━━ Data shown ━━
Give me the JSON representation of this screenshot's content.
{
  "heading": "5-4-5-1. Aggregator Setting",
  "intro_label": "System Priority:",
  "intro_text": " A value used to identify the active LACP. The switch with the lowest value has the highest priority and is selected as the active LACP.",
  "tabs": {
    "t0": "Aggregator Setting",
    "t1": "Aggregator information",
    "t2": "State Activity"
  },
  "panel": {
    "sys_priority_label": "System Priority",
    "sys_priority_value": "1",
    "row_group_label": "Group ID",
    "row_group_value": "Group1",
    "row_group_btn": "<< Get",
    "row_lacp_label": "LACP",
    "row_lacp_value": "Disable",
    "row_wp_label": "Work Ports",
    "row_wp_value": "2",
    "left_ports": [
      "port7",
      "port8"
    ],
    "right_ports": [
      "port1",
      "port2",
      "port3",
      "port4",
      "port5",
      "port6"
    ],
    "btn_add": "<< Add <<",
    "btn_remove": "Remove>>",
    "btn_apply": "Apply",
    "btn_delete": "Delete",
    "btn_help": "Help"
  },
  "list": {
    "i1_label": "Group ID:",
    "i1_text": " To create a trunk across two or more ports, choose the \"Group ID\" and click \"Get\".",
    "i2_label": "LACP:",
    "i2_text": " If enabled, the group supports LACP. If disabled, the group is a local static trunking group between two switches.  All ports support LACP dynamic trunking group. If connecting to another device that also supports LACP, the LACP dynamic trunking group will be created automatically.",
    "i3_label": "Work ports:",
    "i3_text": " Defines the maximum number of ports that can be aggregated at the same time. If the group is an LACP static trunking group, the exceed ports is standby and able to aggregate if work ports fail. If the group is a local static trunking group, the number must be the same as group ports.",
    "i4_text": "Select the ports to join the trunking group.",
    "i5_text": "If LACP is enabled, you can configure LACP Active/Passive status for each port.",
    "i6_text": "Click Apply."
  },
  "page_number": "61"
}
━━━
Exercise prompt: Output an exact copy of each record.

Solution to this problem:
Give me the JSON representation of this screenshot's content.
{
  "heading": "5-4-5-1. Aggregator Setting",
  "intro_label": "System Priority:",
  "intro_text": " A value used to identify the active LACP. The switch with the lowest value has the highest priority and is selected as the active LACP.",
  "tabs": {
    "t0": "Aggregator Setting",
    "t1": "Aggregator information",
    "t2": "State Activity"
  },
  "panel": {
    "sys_priority_label": "System Priority",
    "sys_priority_value": "1",
    "row_group_label": "Group ID",
    "row_group_value": "Group1",
    "row_group_btn": "<< Get",
    "row_lacp_label": "LACP",
    "row_lacp_value": "Disable",
    "row_wp_label": "Work Ports",
    "row_wp_value": "2",
    "left_ports": [
      "port7",
      "port8"
    ],
    "right_ports": [
      "port1",
      "port2",
      "port3",
      "port4",
      "port5",
      "port6"
    ],
    "btn_add": "<< Add <<",
    "btn_remove": "Remove>>",
    "btn_apply": "Apply",
    "btn_delete": "Delete",
    "btn_help": "Help"
  },
  "list": {
    "i1_label": "Group ID:",
    "i1_text": " To create a trunk across two or more ports, choose the \"Group ID\" and click \"Get\".",
    "i2_label": "LACP:",
    "i2_text": " If enabled, the group supports LACP. If disabled, the group is a local static trunking group between two switches.  All ports support LACP dynamic trunking group. If connecting to another device that also supports LACP, the LACP dynamic trunking group will be created automatically.",
    "i3_label": "Work ports:",
    "i3_text": " Defines the maximum number of ports that can be aggregated at the same time. If the group is an LACP static trunking group, the exceed ports is standby and able to aggregate if work ports fail. If the group is a local static trunking group, the number must be the same as group ports.",
    "i4_text": "Select the ports to join the trunking group.",
    "i5_text": "If LACP is enabled, you can configure LACP Active/Passive status for each port.",
    "i6_text": "Click Apply."
  },
  "page_number": "61"
}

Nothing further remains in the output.